• **Data records**
/---
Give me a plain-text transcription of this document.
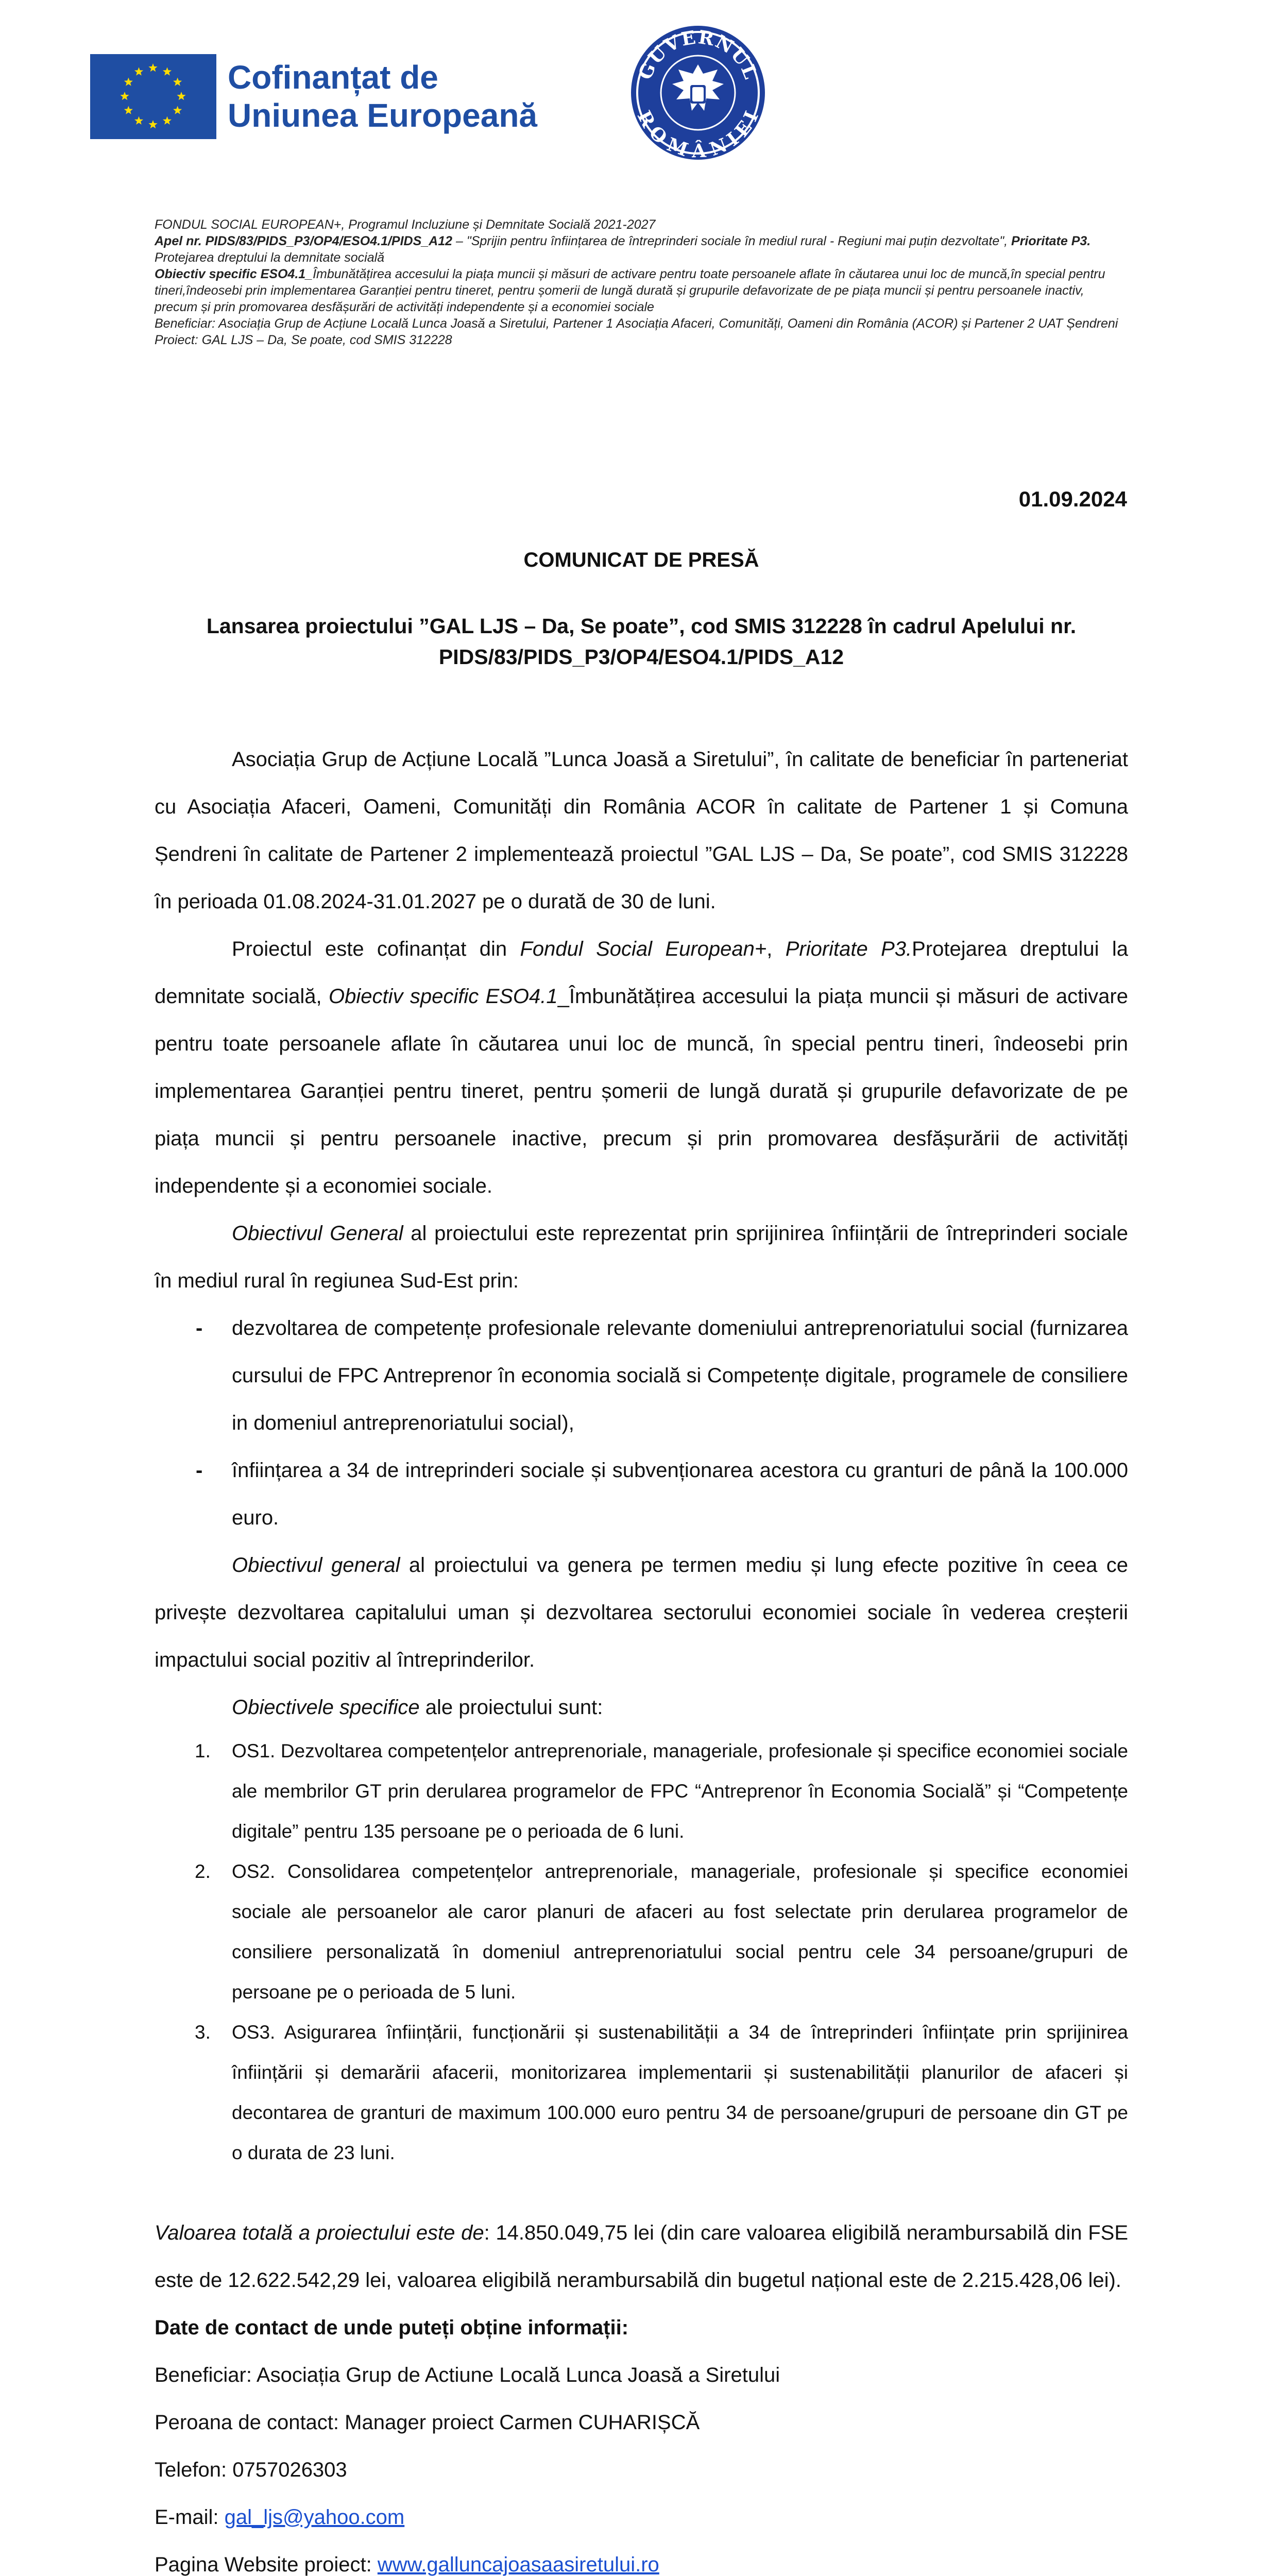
Cofinanțat de
Uniunea Europeană
GUVERNUL
ROMÂNIEI

FONDUL SOCIAL EUROPEAN+, Programul Incluziune și Demnitate Socială 2021-2027

Apel nr. PIDS/83/PIDS_P3/OP4/ESO4.1/PIDS_A12 – "Sprijin pentru înființarea de întreprinderi sociale în mediul rural - Regiuni mai puțin dezvoltate", Prioritate P3. Protejarea dreptului la demnitate socială

Obiectiv specific ESO4.1_Îmbunătățirea accesului la piața muncii și măsuri de activare pentru toate persoanele aflate în căutarea unui loc de muncă,în special pentru tineri,îndeosebi prin implementarea Garanției pentru tineret, pentru șomerii de lungă durată și grupurile defavorizate de pe piața muncii și pentru persoanele inactiv, precum și prin promovarea desfășurări de activități independente și a economiei sociale

Beneficiar: Asociația Grup de Acțiune Locală Lunca Joasă a Siretului, Partener 1 Asociația Afaceri, Comunități, Oameni din România (ACOR) și Partener 2 UAT Șendreni

Proiect: GAL LJS – Da, Se poate, cod SMIS 312228

01.09.2024
COMUNICAT DE PRESĂ
Lansarea proiectului ”GAL LJS – Da, Se poate”, cod SMIS 312228 în cadrul Apelului nr.
PIDS/83/PIDS_P3/OP4/ESO4.1/PIDS_A12

Asociația Grup de Acțiune Locală ”Lunca Joasă a Siretului”, în calitate de beneficiar în parteneriat cu Asociația Afaceri, Oameni, Comunități din România ACOR în calitate de Partener 1 și Comuna Șendreni în calitate de Partener 2 implementează proiectul ”GAL LJS – Da, Se poate”, cod SMIS 312228 în perioada 01.08.2024-31.01.2027 pe o durată de 30 de luni.

Proiectul este cofinanțat din Fondul Social European+, Prioritate P3.Protejarea dreptului la demnitate socială, Obiectiv specific ESO4.1_Îmbunătățirea accesului la piața muncii și măsuri de activare pentru toate persoanele aflate în căutarea unui loc de muncă, în special pentru tineri, îndeosebi prin implementarea Garanției pentru tineret, pentru șomerii de lungă durată și grupurile defavorizate de pe piața muncii și pentru persoanele inactive, precum și prin promovarea desfășurării de activități independente și a economiei sociale.

Obiectivul General al proiectului este reprezentat prin sprijinirea înființării de întreprinderi sociale în mediul rural în regiunea Sud-Est prin:

- dezvoltarea de competențe profesionale relevante domeniului antreprenoriatului social (furnizarea cursului de FPC Antreprenor în economia socială si Competențe digitale, programele de consiliere in domeniul antreprenoriatului social),
- înființarea a 34 de intreprinderi sociale și subvenționarea acestora cu granturi de până la 100.000 euro.

Obiectivul general al proiectului va genera pe termen mediu și lung efecte pozitive în ceea ce privește dezvoltarea capitalului uman și dezvoltarea sectorului economiei sociale în vederea creșterii impactului social pozitiv al întreprinderilor.

Obiectivele specifice ale proiectului sunt:

1. OS1. Dezvoltarea competențelor antreprenoriale, manageriale, profesionale și specifice economiei sociale ale membrilor GT prin derularea programelor de FPC “Antreprenor în Economia Socială” și “Competențe digitale” pentru 135 persoane pe o perioada de 6 luni.
2. OS2. Consolidarea competențelor antreprenoriale, manageriale, profesionale și specifice economiei sociale ale persoanelor ale caror planuri de afaceri au fost selectate prin derularea programelor de consiliere personalizată în domeniul antreprenoriatului social pentru cele 34 persoane/grupuri de persoane pe o perioada de 5 luni.
3. OS3. Asigurarea înființării, funcționării și sustenabilității a 34 de întreprinderi înființate prin sprijinirea înființării și demarării afacerii, monitorizarea implementarii și sustenabilității planurilor de afaceri și decontarea de granturi de maximum 100.000 euro pentru 34 de persoane/grupuri de persoane din GT pe o durata de 23 luni.

Valoarea totală a proiectului este de: 14.850.049,75 lei (din care valoarea eligibilă nerambursabilă din FSE este de 12.622.542,29 lei, valoarea eligibilă nerambursabilă din bugetul național este de 2.215.428,06 lei).

Date de contact de unde puteți obține informații:

Beneficiar: Asociația Grup de Actiune Locală Lunca Joasă a Siretului

Peroana de contact: Manager proiect Carmen CUHARIȘCĂ

Telefon: 0757026303

E-mail: gal_ljs@yahoo.com

Pagina Website proiect: www.galluncajoasaasiretului.ro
\---
• **What is being asked**
Where a line in the entries holds the word "granturi", copy that line.

• **Response**
- înființarea a 34 de intreprinderi sociale și subvenționarea acestora cu granturi de până la 100.000 euro.
3. OS3. Asigurarea înființării, funcționării și sustenabilității a 34 de întreprinderi înființate prin sprijinirea înființării și demarării afacerii, monitorizarea implementarii și sustenabilității planurilor de afaceri și decontarea de granturi de maximum 100.000 euro pentru 34 de persoane/grupuri de persoane din GT pe o durata de 23 luni.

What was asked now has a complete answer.